» **The exercise**: Extract each line containing the string "Words".

» **Records**:
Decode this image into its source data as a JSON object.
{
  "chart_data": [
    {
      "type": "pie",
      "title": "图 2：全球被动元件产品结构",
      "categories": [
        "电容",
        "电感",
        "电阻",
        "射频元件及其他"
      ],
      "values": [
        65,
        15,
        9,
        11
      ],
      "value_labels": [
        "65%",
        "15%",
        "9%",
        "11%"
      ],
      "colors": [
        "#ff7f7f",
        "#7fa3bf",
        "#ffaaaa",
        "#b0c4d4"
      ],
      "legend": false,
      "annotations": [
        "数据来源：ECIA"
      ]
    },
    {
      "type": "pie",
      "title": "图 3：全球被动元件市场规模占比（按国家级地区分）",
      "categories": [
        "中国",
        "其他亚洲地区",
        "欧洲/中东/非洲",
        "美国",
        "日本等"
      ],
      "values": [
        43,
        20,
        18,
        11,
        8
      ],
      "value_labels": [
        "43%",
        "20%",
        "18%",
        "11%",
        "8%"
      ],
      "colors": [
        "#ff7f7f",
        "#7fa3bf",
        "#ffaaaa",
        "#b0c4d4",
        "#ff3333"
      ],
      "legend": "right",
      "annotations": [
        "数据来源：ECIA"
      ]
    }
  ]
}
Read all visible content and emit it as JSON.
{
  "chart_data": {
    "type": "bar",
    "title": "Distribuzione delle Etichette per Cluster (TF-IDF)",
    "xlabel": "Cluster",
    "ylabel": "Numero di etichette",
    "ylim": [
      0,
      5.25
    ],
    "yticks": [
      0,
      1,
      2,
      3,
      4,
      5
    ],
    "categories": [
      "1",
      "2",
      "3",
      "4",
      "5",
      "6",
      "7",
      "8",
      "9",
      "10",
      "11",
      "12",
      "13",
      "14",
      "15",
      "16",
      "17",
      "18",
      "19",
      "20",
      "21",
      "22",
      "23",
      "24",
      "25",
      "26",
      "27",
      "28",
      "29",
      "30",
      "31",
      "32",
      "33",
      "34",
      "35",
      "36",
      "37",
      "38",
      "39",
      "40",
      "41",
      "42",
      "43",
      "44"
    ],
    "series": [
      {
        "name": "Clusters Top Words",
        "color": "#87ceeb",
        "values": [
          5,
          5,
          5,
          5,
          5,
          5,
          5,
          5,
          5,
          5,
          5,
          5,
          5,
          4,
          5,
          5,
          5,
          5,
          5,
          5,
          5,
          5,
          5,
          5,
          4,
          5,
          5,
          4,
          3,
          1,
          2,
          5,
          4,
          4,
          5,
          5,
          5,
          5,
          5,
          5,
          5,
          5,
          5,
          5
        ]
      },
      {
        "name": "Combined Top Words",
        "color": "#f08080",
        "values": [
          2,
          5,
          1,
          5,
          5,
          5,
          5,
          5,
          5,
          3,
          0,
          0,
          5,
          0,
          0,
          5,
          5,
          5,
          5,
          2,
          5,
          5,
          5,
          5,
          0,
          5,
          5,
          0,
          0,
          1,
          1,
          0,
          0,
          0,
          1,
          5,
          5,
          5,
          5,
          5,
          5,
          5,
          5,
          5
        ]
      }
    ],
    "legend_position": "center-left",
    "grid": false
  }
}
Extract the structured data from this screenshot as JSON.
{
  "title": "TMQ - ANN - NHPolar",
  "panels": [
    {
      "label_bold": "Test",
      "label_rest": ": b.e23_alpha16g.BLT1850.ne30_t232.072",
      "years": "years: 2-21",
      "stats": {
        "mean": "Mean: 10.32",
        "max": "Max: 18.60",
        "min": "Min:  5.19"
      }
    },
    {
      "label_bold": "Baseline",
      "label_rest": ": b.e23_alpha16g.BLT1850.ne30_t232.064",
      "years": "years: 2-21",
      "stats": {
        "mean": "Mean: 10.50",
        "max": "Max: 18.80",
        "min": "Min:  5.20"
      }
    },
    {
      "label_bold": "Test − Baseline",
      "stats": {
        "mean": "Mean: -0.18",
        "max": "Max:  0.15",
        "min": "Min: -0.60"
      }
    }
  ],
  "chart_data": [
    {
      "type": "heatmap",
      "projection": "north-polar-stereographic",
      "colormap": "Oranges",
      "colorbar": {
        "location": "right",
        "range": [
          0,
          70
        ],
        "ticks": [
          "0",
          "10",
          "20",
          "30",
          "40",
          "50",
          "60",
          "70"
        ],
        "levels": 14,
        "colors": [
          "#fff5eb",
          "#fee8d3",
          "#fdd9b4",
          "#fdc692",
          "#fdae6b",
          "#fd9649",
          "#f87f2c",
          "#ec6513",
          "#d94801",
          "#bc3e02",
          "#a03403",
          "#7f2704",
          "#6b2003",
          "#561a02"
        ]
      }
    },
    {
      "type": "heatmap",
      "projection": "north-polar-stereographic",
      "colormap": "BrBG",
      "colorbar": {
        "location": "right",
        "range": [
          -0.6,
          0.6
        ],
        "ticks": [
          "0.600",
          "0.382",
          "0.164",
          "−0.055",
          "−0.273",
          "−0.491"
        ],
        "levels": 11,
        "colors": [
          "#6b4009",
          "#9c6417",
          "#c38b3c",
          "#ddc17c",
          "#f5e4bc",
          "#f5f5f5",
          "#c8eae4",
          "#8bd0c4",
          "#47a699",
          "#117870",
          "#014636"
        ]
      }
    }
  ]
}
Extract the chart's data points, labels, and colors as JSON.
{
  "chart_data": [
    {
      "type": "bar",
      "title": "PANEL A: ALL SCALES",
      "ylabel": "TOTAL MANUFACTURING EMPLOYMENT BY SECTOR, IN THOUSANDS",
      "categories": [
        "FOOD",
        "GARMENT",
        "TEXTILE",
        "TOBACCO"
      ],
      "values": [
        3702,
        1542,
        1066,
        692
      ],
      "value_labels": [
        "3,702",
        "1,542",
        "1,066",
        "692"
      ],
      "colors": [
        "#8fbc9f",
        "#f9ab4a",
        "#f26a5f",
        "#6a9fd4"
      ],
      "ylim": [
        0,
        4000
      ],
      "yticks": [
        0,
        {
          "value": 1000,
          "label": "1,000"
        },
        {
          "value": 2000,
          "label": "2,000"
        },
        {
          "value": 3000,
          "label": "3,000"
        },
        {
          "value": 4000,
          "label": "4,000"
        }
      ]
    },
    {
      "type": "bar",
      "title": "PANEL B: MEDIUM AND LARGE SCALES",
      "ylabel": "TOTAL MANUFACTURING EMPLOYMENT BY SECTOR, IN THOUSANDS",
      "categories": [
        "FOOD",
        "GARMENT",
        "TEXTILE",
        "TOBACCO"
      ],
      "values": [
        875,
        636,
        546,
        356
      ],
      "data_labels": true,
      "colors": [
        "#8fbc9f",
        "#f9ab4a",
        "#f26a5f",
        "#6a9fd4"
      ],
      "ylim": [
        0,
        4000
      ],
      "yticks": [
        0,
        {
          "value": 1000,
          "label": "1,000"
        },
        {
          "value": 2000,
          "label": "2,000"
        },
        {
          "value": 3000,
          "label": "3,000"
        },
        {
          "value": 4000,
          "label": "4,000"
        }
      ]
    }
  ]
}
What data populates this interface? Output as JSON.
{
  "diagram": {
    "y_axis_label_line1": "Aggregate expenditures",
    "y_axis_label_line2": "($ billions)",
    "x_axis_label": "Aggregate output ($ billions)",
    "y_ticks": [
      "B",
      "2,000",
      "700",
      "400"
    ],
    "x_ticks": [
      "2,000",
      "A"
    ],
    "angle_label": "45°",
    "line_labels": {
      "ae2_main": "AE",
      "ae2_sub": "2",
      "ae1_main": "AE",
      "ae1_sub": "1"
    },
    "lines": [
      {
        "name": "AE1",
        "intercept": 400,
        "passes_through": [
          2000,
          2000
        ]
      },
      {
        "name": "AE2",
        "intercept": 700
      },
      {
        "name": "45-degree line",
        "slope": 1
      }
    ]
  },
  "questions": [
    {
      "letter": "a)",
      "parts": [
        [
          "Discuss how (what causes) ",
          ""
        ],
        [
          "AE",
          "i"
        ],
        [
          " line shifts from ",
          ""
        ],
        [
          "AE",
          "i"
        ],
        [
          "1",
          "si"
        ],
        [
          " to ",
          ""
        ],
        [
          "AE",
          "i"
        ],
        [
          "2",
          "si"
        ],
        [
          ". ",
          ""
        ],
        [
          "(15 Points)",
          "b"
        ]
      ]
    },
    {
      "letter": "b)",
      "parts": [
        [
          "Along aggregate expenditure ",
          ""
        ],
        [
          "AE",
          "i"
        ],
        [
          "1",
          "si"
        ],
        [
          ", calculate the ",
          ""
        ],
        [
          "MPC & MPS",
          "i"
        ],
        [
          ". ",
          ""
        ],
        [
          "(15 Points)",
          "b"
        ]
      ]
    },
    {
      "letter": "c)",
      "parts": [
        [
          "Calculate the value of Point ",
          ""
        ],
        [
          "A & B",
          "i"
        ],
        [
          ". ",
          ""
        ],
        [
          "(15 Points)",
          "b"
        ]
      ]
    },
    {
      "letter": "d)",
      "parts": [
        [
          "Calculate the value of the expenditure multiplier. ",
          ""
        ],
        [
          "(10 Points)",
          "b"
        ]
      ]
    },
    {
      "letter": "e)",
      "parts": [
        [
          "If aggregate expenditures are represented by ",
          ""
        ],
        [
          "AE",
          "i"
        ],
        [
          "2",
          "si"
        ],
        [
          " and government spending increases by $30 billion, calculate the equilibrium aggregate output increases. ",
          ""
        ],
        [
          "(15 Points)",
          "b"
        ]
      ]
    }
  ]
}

» **Complete answer**:
        "name": "Clusters Top Words",
        "name": "Combined Top Words",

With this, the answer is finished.